__Directions for this task__. For the listing below, give the count of lines containing the string "action" and nothing else.

__Entries__.
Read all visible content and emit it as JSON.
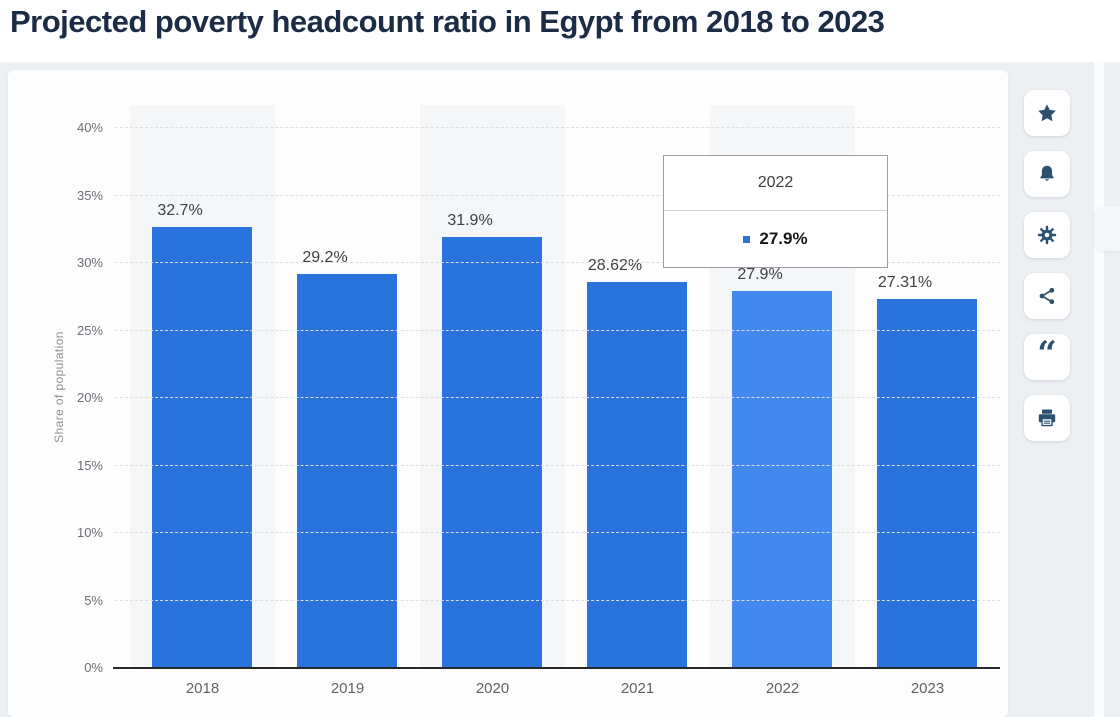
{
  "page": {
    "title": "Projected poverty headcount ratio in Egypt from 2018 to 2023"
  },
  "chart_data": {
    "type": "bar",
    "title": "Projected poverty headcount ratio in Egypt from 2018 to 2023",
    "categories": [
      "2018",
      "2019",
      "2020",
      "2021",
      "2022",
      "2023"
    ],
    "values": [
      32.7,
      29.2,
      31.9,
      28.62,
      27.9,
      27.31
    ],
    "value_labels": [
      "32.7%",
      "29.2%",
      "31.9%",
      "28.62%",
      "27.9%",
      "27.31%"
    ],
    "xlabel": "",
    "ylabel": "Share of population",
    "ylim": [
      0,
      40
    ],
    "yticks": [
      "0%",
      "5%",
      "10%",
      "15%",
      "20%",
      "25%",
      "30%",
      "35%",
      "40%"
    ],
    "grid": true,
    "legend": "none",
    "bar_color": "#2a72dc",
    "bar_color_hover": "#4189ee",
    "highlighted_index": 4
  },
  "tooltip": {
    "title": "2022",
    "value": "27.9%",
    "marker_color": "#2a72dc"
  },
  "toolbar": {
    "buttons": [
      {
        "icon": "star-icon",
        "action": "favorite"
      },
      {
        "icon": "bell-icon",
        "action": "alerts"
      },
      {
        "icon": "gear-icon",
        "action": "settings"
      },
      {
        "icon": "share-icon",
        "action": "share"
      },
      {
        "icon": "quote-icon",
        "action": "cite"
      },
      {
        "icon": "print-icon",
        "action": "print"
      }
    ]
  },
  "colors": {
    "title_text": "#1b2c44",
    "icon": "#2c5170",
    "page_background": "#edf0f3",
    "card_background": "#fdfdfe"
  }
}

__Expected output__. 6